**The task:**
Transcribe every entry below word for word, but skip the pictures.
--- begin ---
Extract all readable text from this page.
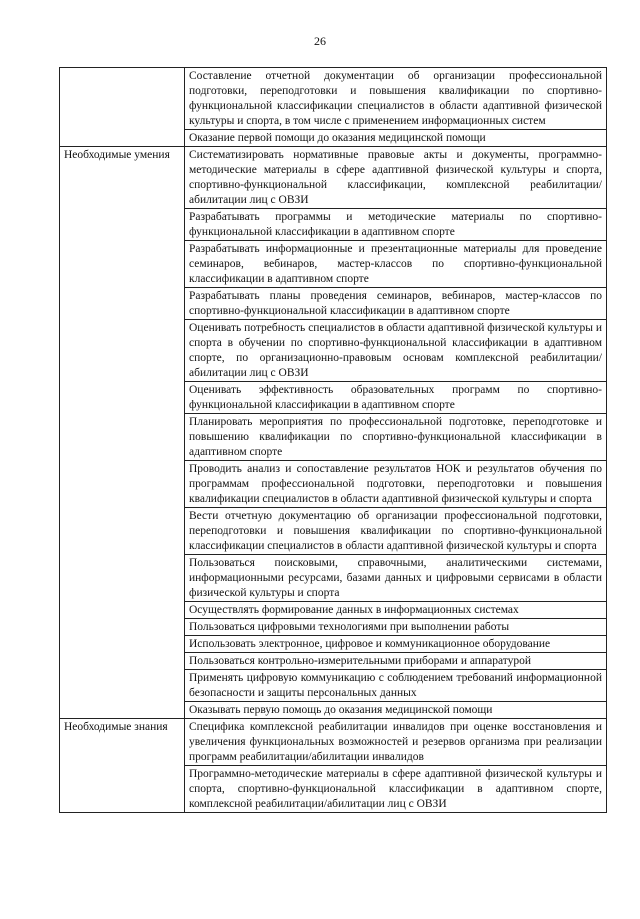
26
	Составление отчетной документации об организации профессиональной подготовки, переподготовки и повышения квалификации по спортивно-функциональной классификации специалистов в области адаптивной физической культуры и спорта, в том числе с применением информационных систем
	Оказание первой помощи до оказания медицинской помощи
Необходимые умения	Систематизировать нормативные правовые акты и документы, программно-методические материалы в сфере адаптивной физической культуры и спорта, спортивно-функциональной классификации, комплексной реабилитации/ абилитации лиц с ОВЗИ
	Разрабатывать программы и методические материалы по спортивно-функциональной классификации в адаптивном спорте
	Разрабатывать информационные и презентационные материалы для проведение семинаров, вебинаров, мастер-классов по спортивно-функциональной классификации в адаптивном спорте
	Разрабатывать планы проведения семинаров, вебинаров, мастер-классов по спортивно-функциональной классификации в адаптивном спорте
	Оценивать потребность специалистов в области адаптивной физической культуры и спорта в обучении по спортивно-функциональной классификации в адаптивном спорте, по организационно-правовым основам комплексной реабилитации/абилитации лиц с ОВЗИ
	Оценивать эффективность образовательных программ по спортивно-функциональной классификации в адаптивном спорте
	Планировать мероприятия по профессиональной подготовке, переподготовке и повышению квалификации по спортивно-функциональной классификации в адаптивном спорте
	Проводить анализ и сопоставление результатов НОК и результатов обучения по программам профессиональной подготовки, переподготовки и повышения квалификации специалистов в области адаптивной физической культуры и спорта
	Вести отчетную документацию об организации профессиональной подготовки, переподготовки и повышения квалификации по спортивно-функциональной классификации специалистов в области адаптивной физической культуры и спорта
	Пользоваться поисковыми, справочными, аналитическими системами, информационными ресурсами, базами данных и цифровыми сервисами в области физической культуры и спорта
	Осуществлять формирование данных в информационных системах
	Пользоваться цифровыми технологиями при выполнении работы
	Использовать электронное, цифровое и коммуникационное оборудование
	Пользоваться контрольно-измерительными приборами и аппаратурой
	Применять цифровую коммуникацию с соблюдением требований информационной безопасности и защиты персональных данных
	Оказывать первую помощь до оказания медицинской помощи
Необходимые знания	Специфика комплексной реабилитации инвалидов при оценке восстановления и увеличения функциональных возможностей и резервов организма при реализации программ реабилитации/абилитации инвалидов
	Программно-методические материалы в сфере адаптивной физической культуры и спорта, спортивно-функциональной классификации в адаптивном спорте, комплексной реабилитации/абилитации лиц с ОВЗИ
--- end ---
**Exercise solution:**
Extract all readable text from this page.
26
	Составление отчетной документации об организации профессиональной подготовки, переподготовки и повышения квалификации по спортивно-функциональной классификации специалистов в области адаптивной физической культуры и спорта, в том числе с применением информационных систем
	Оказание первой помощи до оказания медицинской помощи
Необходимые умения	Систематизировать нормативные правовые акты и документы, программно-методические материалы в сфере адаптивной физической культуры и спорта, спортивно-функциональной классификации, комплексной реабилитации/ абилитации лиц с ОВЗИ
	Разрабатывать программы и методические материалы по спортивно-функциональной классификации в адаптивном спорте
	Разрабатывать информационные и презентационные материалы для проведение семинаров, вебинаров, мастер-классов по спортивно-функциональной классификации в адаптивном спорте
	Разрабатывать планы проведения семинаров, вебинаров, мастер-классов по спортивно-функциональной классификации в адаптивном спорте
	Оценивать потребность специалистов в области адаптивной физической культуры и спорта в обучении по спортивно-функциональной классификации в адаптивном спорте, по организационно-правовым основам комплексной реабилитации/абилитации лиц с ОВЗИ
	Оценивать эффективность образовательных программ по спортивно-функциональной классификации в адаптивном спорте
	Планировать мероприятия по профессиональной подготовке, переподготовке и повышению квалификации по спортивно-функциональной классификации в адаптивном спорте
	Проводить анализ и сопоставление результатов НОК и результатов обучения по программам профессиональной подготовки, переподготовки и повышения квалификации специалистов в области адаптивной физической культуры и спорта
	Вести отчетную документацию об организации профессиональной подготовки, переподготовки и повышения квалификации по спортивно-функциональной классификации специалистов в области адаптивной физической культуры и спорта
	Пользоваться поисковыми, справочными, аналитическими системами, информационными ресурсами, базами данных и цифровыми сервисами в области физической культуры и спорта
	Осуществлять формирование данных в информационных системах
	Пользоваться цифровыми технологиями при выполнении работы
	Использовать электронное, цифровое и коммуникационное оборудование
	Пользоваться контрольно-измерительными приборами и аппаратурой
	Применять цифровую коммуникацию с соблюдением требований информационной безопасности и защиты персональных данных
	Оказывать первую помощь до оказания медицинской помощи
Необходимые знания	Специфика комплексной реабилитации инвалидов при оценке восстановления и увеличения функциональных возможностей и резервов организма при реализации программ реабилитации/абилитации инвалидов
	Программно-методические материалы в сфере адаптивной физической культуры и спорта, спортивно-функциональной классификации в адаптивном спорте, комплексной реабилитации/абилитации лиц с ОВЗИ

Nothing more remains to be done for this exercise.